--- START OF Records to process ---

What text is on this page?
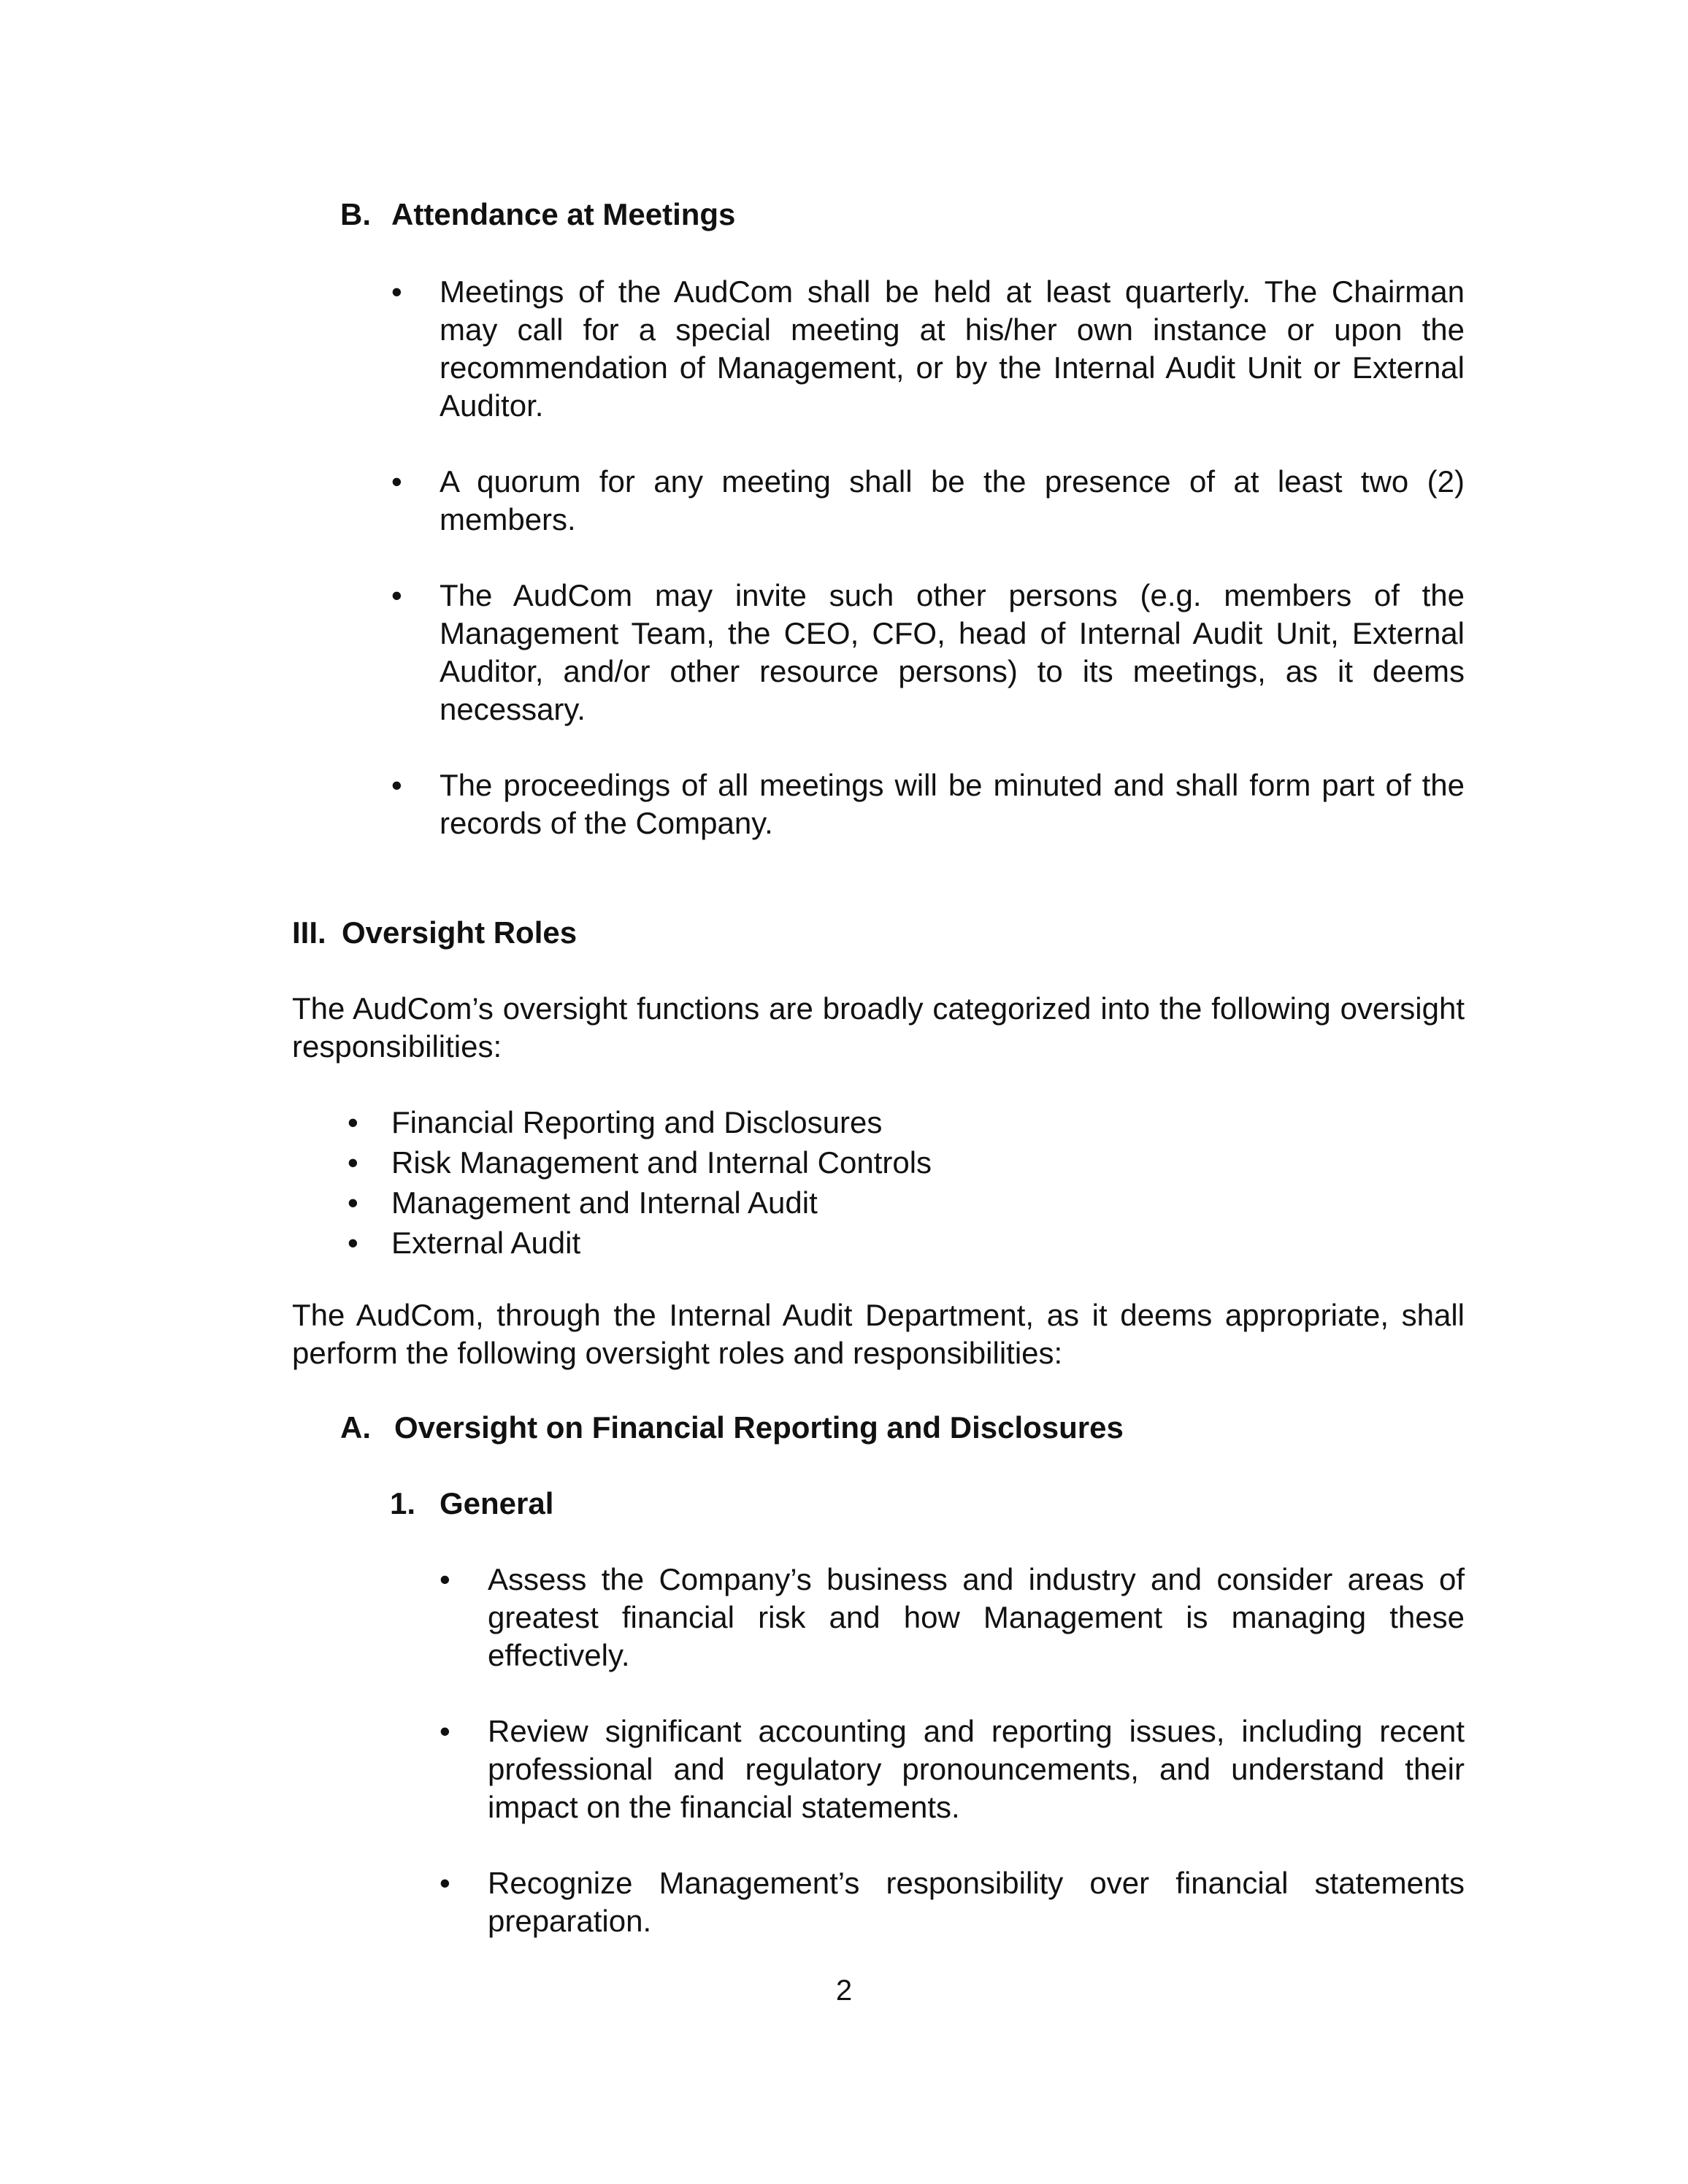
B. Attendance at Meetings
•	Meetings of the AudCom shall be held at least quarterly. The Chairman may call for a special meeting at his/her own instance or upon the recommendation of Management, or by the Internal Audit Unit or External Auditor.
•	A quorum for any meeting shall be the presence of at least two (2) members.
•	The AudCom may invite such other persons (e.g. members of the Management Team, the CEO, CFO, head of Internal Audit Unit, External Auditor, and/or other resource persons) to its meetings, as it deems necessary.
•	The proceedings of all meetings will be minuted and shall form part of the records of the Company.
III. Oversight Roles
The AudCom’s oversight functions are broadly categorized into the following oversight responsibilities:
• Financial Reporting and Disclosures
• Risk Management and Internal Controls
• Management and Internal Audit
• External Audit
The AudCom, through the Internal Audit Department, as it deems appropriate, shall perform the following oversight roles and responsibilities:
A. Oversight on Financial Reporting and Disclosures
1. General
•	Assess the Company’s business and industry and consider areas of greatest financial risk and how Management is managing these effectively.
•	Review significant accounting and reporting issues, including recent professional and regulatory pronouncements, and understand their impact on the financial statements.
•	Recognize Management’s responsibility over financial statements preparation.
2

--- END OF Records to process ---

## Exercise aim
Extract all the entries word for word; omit any pictures.

## The completed task
What text is on this page?
B. Attendance at Meetings
•	Meetings of the AudCom shall be held at least quarterly. The Chairman may call for a special meeting at his/her own instance or upon the recommendation of Management, or by the Internal Audit Unit or External Auditor.
•	A quorum for any meeting shall be the presence of at least two (2) members.
•	The AudCom may invite such other persons (e.g. members of the Management Team, the CEO, CFO, head of Internal Audit Unit, External Auditor, and/or other resource persons) to its meetings, as it deems necessary.
•	The proceedings of all meetings will be minuted and shall form part of the records of the Company.
III. Oversight Roles
The AudCom’s oversight functions are broadly categorized into the following oversight responsibilities:
• Financial Reporting and Disclosures
• Risk Management and Internal Controls
• Management and Internal Audit
• External Audit
The AudCom, through the Internal Audit Department, as it deems appropriate, shall perform the following oversight roles and responsibilities:
A. Oversight on Financial Reporting and Disclosures
1. General
•	Assess the Company’s business and industry and consider areas of greatest financial risk and how Management is managing these effectively.
•	Review significant accounting and reporting issues, including recent professional and regulatory pronouncements, and understand their impact on the financial statements.
•	Recognize Management’s responsibility over financial statements preparation.
2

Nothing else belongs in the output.